**Task brief**
Which lines hold the string "цепочки"? Copy every one of them.

[Dataset items]

[START]

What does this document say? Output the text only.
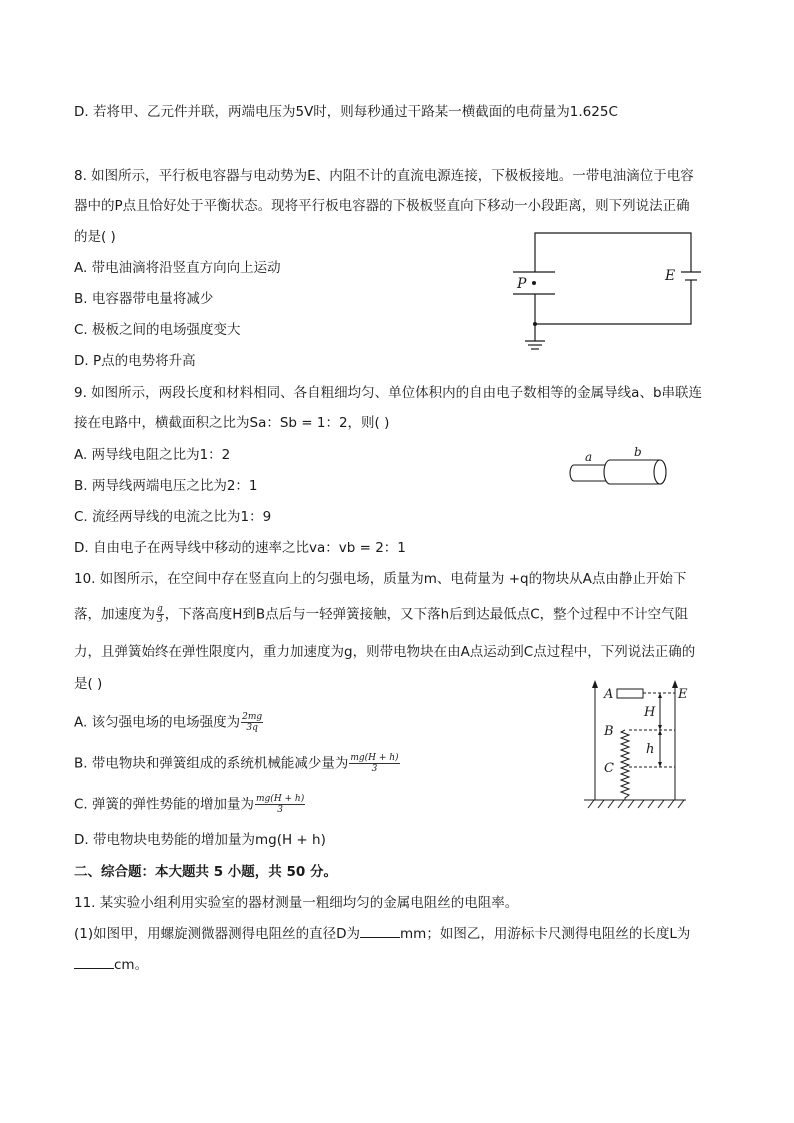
D. 若将甲、乙元件并联，两端电压为5V时，则每秒通过干路某一横截面的电荷量为1.625C
8. 如图所示，平行板电容器与电动势为E、内阻不计的直流电源连接，下极板接地。一带电油滴位于电容
器中的P点且恰好处于平衡状态。现将平行板电容器的下极板竖直向下移动一小段距离，则下列说法正确
的是( )
A. 带电油滴将沿竖直方向向上运动
B. 电容器带电量将减少
C. 极板之间的电场强度变大
D. P点的电势将升高
P	E
9. 如图所示，两段长度和材料相同、各自粗细均匀、单位体积内的自由电子数相等的金属导线a、b串联连
接在电路中，横截面积之比为Sa：Sb = 1：2，则( )
A. 两导线电阻之比为1：2
B. 两导线两端电压之比为2：1
C. 流经两导线的电流之比为1：9
D. 自由电子在两导线中移动的速率之比va：vb = 2：1
a	b
10. 如图所示，在空间中存在竖直向上的匀强电场，质量为m、电荷量为 +q的物块从A点由静止开始下
落，加速度为 $\frac{g}{3}$ ，下落高度H到B点后与一轻弹簧接触，又下落h后到达最低点C，整个过程中不计空气阻
力，且弹簧始终在弹性限度内，重力加速度为g，则带电物块在由A点运动到C点过程中，下列说法正确的
是( )
A. 该匀强电场的电场强度为 $\frac{2mg}{3q}$
B. 带电物块和弹簧组成的系统机械能减少量为 $\frac{mg(H + h)}{3}$
C. 弹簧的弹性势能的增加量为 $\frac{mg(H + h)}{3}$
D. 带电物块电势能的增加量为mg(H + h)
A
B
C
E
H
h
二、综合题：本大题共 5 小题，共 50 分。
11. 某实验小组利用实验室的器材测量一粗细均匀的金属电阻丝的电阻率。
(1)如图甲，用螺旋测微器测得电阻丝的直径D为	mm；如图乙，用游标卡尺测得电阻丝的长度L为
cm。
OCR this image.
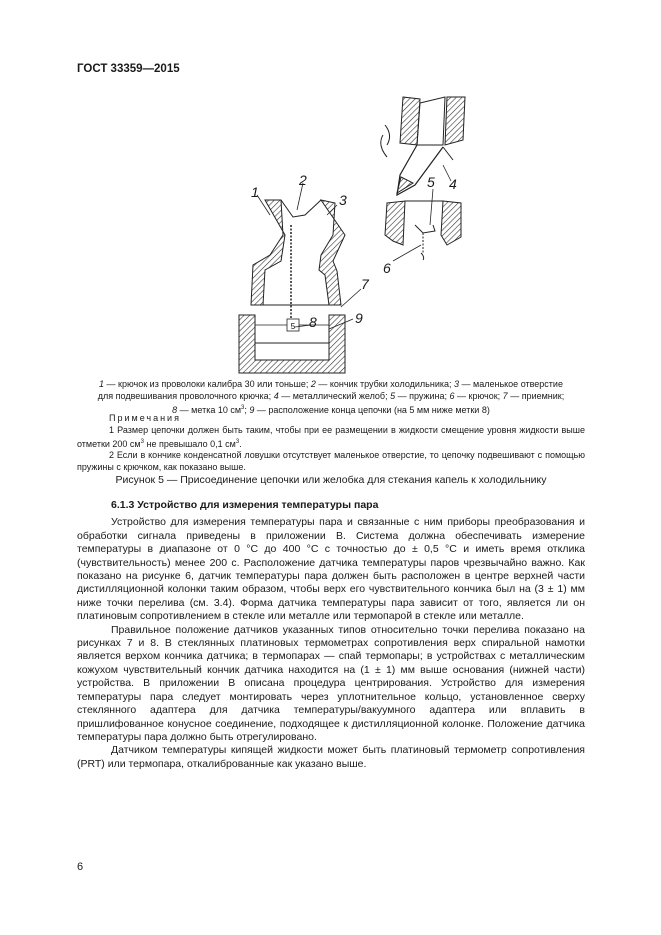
ГОСТ 33359—2015
5
1
2
3
4
5
6
7
8	9
1 — крючок из проволоки калибра 30 или тоньше; 2 — кончик трубки холодильника; 3 — маленькое отверстие
для подвешивания проволочного крючка; 4 — металлический желоб; 5 — пружина; 6 — крючок; 7 — приемник;
8 — метка 10 $см^3$; 9 — расположение конца цепочки (на 5 мм ниже метки 8)
Примечания

1 Размер цепочки должен быть таким, чтобы при ее размещении в жидкости смещение уровня жидкости выше отметки 200 $см^3$ не превышало 0,1 $см^3$.

2 Если в кончике конденсатной ловушки отсутствует маленькое отверстие, то цепочку подвешивают с помощью пружины с крючком, как показано выше.

Рисунок 5 — Присоединение цепочки или желобка для стекания капель к холодильнику
6.1.3 Устройство для измерения температуры пара

Устройство для измерения температуры пара и связанные с ним приборы преобразования и обработки сигнала приведены в приложении В. Система должна обеспечивать измерение температуры в диапазоне от 0 °С до 400 °С с точностью до ± 0,5 °С и иметь время отклика (чувствительность) менее 200 с. Расположение датчика температуры паров чрезвычайно важно. Как показано на рисунке 6, датчик температуры пара должен быть расположен в центре верхней части дистилляционной колонки таким образом, чтобы верх его чувствительного кончика был на (3 ± 1) мм ниже точки перелива (см. 3.4). Форма датчика температуры пара зависит от того, является ли он платиновым сопротивлением в стекле или металле или термопарой в стекле или металле.

Правильное положение датчиков указанных типов относительно точки перелива показано на рисунках 7 и 8. В стеклянных платиновых термометрах сопротивления верх спиральной намотки является верхом кончика датчика; в термопарах — спай термопары; в устройствах с металлическим кожухом чувствительный кончик датчика находится на (1 ± 1) мм выше основания (нижней части) устройства. В приложении В описана процедура центрирования. Устройство для измерения температуры пара следует монтировать через уплотнительное кольцо, установленное сверху стеклянного адаптера для датчика температуры/вакуумного адаптера или вплавить в пришлифованное конусное соединение, подходящее к дистилляционной колонке. Положение датчика температуры пара должно быть отрегулировано.

Датчиком температуры кипящей жидкости может быть платиновый термометр сопротивления (PRT) или термопара, откалиброванные как указано выше.

6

[END]

**Answer to the problem**
8 — метка 10 $см^3$; 9 — расположение конца цепочки (на 5 мм ниже метки 8)
1 Размер цепочки должен быть таким, чтобы при ее размещении в жидкости смещение уровня жидкости выше отметки 200 $см^3$ не превышало 0,1 $см^3$.
Рисунок 5 — Присоединение цепочки или желобка для стекания капель к холодильнику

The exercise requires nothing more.